** TASK DIRECTIONS **
Repeat the entire listing exactly.

[Dataset records]
## Begin

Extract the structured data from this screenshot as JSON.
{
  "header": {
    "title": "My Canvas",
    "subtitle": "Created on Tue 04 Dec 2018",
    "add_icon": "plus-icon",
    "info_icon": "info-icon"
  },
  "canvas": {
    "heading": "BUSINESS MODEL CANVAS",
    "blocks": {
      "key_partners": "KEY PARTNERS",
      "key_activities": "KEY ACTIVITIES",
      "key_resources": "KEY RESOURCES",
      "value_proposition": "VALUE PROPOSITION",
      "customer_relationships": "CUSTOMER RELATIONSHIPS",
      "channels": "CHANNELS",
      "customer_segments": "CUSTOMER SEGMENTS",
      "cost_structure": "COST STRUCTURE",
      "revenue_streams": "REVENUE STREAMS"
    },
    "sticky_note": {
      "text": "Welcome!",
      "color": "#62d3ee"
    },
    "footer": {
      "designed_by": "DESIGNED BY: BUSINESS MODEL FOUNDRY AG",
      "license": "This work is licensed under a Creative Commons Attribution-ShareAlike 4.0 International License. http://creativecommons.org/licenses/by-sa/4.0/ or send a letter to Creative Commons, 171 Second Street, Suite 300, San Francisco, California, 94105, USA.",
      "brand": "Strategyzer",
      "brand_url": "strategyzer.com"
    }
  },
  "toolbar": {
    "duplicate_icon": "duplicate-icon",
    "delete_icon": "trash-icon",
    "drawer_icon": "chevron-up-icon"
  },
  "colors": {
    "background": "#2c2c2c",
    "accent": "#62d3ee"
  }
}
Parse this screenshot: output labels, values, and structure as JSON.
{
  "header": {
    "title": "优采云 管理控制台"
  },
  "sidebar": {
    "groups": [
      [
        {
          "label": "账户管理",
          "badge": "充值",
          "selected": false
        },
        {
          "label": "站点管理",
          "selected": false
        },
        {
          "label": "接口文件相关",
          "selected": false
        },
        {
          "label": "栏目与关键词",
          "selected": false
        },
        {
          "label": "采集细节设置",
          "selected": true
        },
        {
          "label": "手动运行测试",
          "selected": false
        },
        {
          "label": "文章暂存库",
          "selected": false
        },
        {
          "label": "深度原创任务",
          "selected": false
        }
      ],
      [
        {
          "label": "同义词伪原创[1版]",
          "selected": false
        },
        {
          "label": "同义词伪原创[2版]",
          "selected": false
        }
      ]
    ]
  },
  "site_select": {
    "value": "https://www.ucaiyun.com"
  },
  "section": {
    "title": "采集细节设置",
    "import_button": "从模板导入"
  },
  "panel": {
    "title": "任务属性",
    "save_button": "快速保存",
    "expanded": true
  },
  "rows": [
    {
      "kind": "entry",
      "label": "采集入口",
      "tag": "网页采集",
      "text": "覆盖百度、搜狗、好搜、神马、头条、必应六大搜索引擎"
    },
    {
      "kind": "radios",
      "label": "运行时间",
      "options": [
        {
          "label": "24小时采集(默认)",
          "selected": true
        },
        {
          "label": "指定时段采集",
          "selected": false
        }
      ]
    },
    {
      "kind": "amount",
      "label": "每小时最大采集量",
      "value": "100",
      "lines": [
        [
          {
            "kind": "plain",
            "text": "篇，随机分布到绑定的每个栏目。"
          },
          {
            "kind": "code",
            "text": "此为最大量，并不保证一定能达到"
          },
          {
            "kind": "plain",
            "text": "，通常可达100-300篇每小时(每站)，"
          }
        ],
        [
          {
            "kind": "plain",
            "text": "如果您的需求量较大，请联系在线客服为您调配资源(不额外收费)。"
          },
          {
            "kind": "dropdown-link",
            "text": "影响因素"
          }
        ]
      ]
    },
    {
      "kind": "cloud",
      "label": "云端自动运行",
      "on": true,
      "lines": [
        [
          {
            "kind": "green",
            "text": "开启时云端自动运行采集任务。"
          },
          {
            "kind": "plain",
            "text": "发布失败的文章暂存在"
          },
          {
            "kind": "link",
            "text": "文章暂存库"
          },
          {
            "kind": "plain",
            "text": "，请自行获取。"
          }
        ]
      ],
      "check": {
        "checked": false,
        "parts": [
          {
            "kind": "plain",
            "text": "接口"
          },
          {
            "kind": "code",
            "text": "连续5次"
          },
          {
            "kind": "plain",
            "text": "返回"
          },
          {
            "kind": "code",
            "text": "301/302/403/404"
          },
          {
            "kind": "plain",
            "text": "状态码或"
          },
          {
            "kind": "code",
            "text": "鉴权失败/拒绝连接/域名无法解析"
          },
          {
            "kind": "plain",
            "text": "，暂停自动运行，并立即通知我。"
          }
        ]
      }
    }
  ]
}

## End

** TASK RESPONSE **
Extract the structured data from this screenshot as JSON.
{
  "header": {
    "title": "My Canvas",
    "subtitle": "Created on Tue 04 Dec 2018",
    "add_icon": "plus-icon",
    "info_icon": "info-icon"
  },
  "canvas": {
    "heading": "BUSINESS MODEL CANVAS",
    "blocks": {
      "key_partners": "KEY PARTNERS",
      "key_activities": "KEY ACTIVITIES",
      "key_resources": "KEY RESOURCES",
      "value_proposition": "VALUE PROPOSITION",
      "customer_relationships": "CUSTOMER RELATIONSHIPS",
      "channels": "CHANNELS",
      "customer_segments": "CUSTOMER SEGMENTS",
      "cost_structure": "COST STRUCTURE",
      "revenue_streams": "REVENUE STREAMS"
    },
    "sticky_note": {
      "text": "Welcome!",
      "color": "#62d3ee"
    },
    "footer": {
      "designed_by": "DESIGNED BY: BUSINESS MODEL FOUNDRY AG",
      "license": "This work is licensed under a Creative Commons Attribution-ShareAlike 4.0 International License. http://creativecommons.org/licenses/by-sa/4.0/ or send a letter to Creative Commons, 171 Second Street, Suite 300, San Francisco, California, 94105, USA.",
      "brand": "Strategyzer",
      "brand_url": "strategyzer.com"
    }
  },
  "toolbar": {
    "duplicate_icon": "duplicate-icon",
    "delete_icon": "trash-icon",
    "drawer_icon": "chevron-up-icon"
  },
  "colors": {
    "background": "#2c2c2c",
    "accent": "#62d3ee"
  }
}
Parse this screenshot: output labels, values, and structure as JSON.
{
  "header": {
    "title": "优采云 管理控制台"
  },
  "sidebar": {
    "groups": [
      [
        {
          "label": "账户管理",
          "badge": "充值",
          "selected": false
        },
        {
          "label": "站点管理",
          "selected": false
        },
        {
          "label": "接口文件相关",
          "selected": false
        },
        {
          "label": "栏目与关键词",
          "selected": false
        },
        {
          "label": "采集细节设置",
          "selected": true
        },
        {
          "label": "手动运行测试",
          "selected": false
        },
        {
          "label": "文章暂存库",
          "selected": false
        },
        {
          "label": "深度原创任务",
          "selected": false
        }
      ],
      [
        {
          "label": "同义词伪原创[1版]",
          "selected": false
        },
        {
          "label": "同义词伪原创[2版]",
          "selected": false
        }
      ]
    ]
  },
  "site_select": {
    "value": "https://www.ucaiyun.com"
  },
  "section": {
    "title": "采集细节设置",
    "import_button": "从模板导入"
  },
  "panel": {
    "title": "任务属性",
    "save_button": "快速保存",
    "expanded": true
  },
  "rows": [
    {
      "kind": "entry",
      "label": "采集入口",
      "tag": "网页采集",
      "text": "覆盖百度、搜狗、好搜、神马、头条、必应六大搜索引擎"
    },
    {
      "kind": "radios",
      "label": "运行时间",
      "options": [
        {
          "label": "24小时采集(默认)",
          "selected": true
        },
        {
          "label": "指定时段采集",
          "selected": false
        }
      ]
    },
    {
      "kind": "amount",
      "label": "每小时最大采集量",
      "value": "100",
      "lines": [
        [
          {
            "kind": "plain",
            "text": "篇，随机分布到绑定的每个栏目。"
          },
          {
            "kind": "code",
            "text": "此为最大量，并不保证一定能达到"
          },
          {
            "kind": "plain",
            "text": "，通常可达100-300篇每小时(每站)，"
          }
        ],
        [
          {
            "kind": "plain",
            "text": "如果您的需求量较大，请联系在线客服为您调配资源(不额外收费)。"
          },
          {
            "kind": "dropdown-link",
            "text": "影响因素"
          }
        ]
      ]
    },
    {
      "kind": "cloud",
      "label": "云端自动运行",
      "on": true,
      "lines": [
        [
          {
            "kind": "green",
            "text": "开启时云端自动运行采集任务。"
          },
          {
            "kind": "plain",
            "text": "发布失败的文章暂存在"
          },
          {
            "kind": "link",
            "text": "文章暂存库"
          },
          {
            "kind": "plain",
            "text": "，请自行获取。"
          }
        ]
      ],
      "check": {
        "checked": false,
        "parts": [
          {
            "kind": "plain",
            "text": "接口"
          },
          {
            "kind": "code",
            "text": "连续5次"
          },
          {
            "kind": "plain",
            "text": "返回"
          },
          {
            "kind": "code",
            "text": "301/302/403/404"
          },
          {
            "kind": "plain",
            "text": "状态码或"
          },
          {
            "kind": "code",
            "text": "鉴权失败/拒绝连接/域名无法解析"
          },
          {
            "kind": "plain",
            "text": "，暂停自动运行，并立即通知我。"
          }
        ]
      }
    }
  ]
}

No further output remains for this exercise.